GASDOTTO IGI-POSEIDON: L’APPRODO AD OTRANTO
«La Presidenza della regione Puglia con nota prot. 13260 del 28/10/2010 con allegata la delibera di Giunta n. 1085 del 26 aprile 2010, ha favorevolmente espresso sul progetto così come modificato, l’intesa con lo Stato»: è quanto si legge nel decreto del ministero dello sviluppo economico datato 2 maggio 2011.
La deliberazione numero 1085 del 26 aprile 2010 con cui la Giunta Regionale Pugliese ha espresso parere favorevole per il progetto Igi-Poseidon, approvata all’unanimità degli assessori presenti (tra cui Loredana Capone e Dario Stefano, attuale senatore), non è mai stata pubblicata sul sito istituzionale della Regione Puglia tantomeno nel Burp, in barba alla tanto decantata trasparenza amministrativa, e dunque in violazione di legge. Sinistra Ecologia e Libertà? No: Sinistra Ecomostri Liberi. A proposito: chi ha seminato l’epidemia di Xylella nel 2010, dopo un convegno nel barese del CNR?

#### Istruzioni del compito
Scrivi il seguito dell'articolo sul gasdotto Igi-Poseidon e il suo approdo a Otranto, cominciando dopo l'ultima frase riportata. Il materiale che segue non è necessario.

#### Estratti di dati
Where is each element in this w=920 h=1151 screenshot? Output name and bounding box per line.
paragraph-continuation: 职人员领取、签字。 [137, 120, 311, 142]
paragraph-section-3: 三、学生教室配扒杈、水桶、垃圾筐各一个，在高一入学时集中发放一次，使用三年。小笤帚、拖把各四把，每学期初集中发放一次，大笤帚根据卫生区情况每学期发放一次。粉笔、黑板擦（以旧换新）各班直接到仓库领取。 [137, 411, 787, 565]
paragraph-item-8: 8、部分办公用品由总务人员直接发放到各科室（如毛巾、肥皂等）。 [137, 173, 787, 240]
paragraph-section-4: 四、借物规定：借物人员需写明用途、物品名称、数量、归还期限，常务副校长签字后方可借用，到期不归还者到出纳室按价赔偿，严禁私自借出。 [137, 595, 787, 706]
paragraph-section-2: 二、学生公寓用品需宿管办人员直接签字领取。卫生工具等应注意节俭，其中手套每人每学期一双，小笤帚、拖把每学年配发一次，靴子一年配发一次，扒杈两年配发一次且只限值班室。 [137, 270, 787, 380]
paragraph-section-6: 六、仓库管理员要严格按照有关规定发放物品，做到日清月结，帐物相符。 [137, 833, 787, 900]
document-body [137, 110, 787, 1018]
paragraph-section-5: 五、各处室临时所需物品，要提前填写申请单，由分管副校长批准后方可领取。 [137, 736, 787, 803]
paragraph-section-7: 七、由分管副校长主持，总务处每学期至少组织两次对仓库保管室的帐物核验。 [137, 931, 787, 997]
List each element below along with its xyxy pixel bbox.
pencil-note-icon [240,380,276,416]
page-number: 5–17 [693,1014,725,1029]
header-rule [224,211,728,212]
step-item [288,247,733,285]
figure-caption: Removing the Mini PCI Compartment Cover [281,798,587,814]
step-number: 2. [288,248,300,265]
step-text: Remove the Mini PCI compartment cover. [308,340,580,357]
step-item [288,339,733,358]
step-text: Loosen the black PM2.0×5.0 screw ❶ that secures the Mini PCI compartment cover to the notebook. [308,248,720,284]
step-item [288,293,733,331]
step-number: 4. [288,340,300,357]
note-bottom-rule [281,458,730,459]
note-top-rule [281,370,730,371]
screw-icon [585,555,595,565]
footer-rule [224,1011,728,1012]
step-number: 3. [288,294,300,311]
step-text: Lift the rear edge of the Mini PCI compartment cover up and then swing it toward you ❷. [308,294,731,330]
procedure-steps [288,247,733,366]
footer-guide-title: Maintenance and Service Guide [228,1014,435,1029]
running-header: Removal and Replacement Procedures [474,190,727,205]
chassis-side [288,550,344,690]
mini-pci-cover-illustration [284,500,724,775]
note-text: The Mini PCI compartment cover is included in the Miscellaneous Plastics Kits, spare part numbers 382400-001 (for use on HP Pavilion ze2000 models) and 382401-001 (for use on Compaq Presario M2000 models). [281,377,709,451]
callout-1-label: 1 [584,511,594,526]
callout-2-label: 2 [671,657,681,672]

#### Risposta al compito
Perché il sedicente ecologista Nichi Vendola che ora sbraita tanto, (sotto processo a Taranto per aver favorito l’inquinamento Ilva) così come il successore Michele Emiliano, non hanno impugnato la ratifica del gasdotto TAP ed annullato in autotutela delibera 1085 del 2010?  
Vendola è lo stesso individuo della casta che a fine mandato il 5 giugno 2015, mediante la delibera di giunta 1361 ha decretato la compatibilità ambientale del gigantesco impianto industriale, a gas di petrolio liquefatto (a rischio di incidente rilevante secondo le direttive Seveso) dell’Energas-Kuwait Petroleum a Manfredonia. Mentre Michele Emiliano, pur avendo promesso di annullare questo scellerato atto mministrativo non l”ha mai revocato. Ergo: certi politicanti sono alla canna del gas.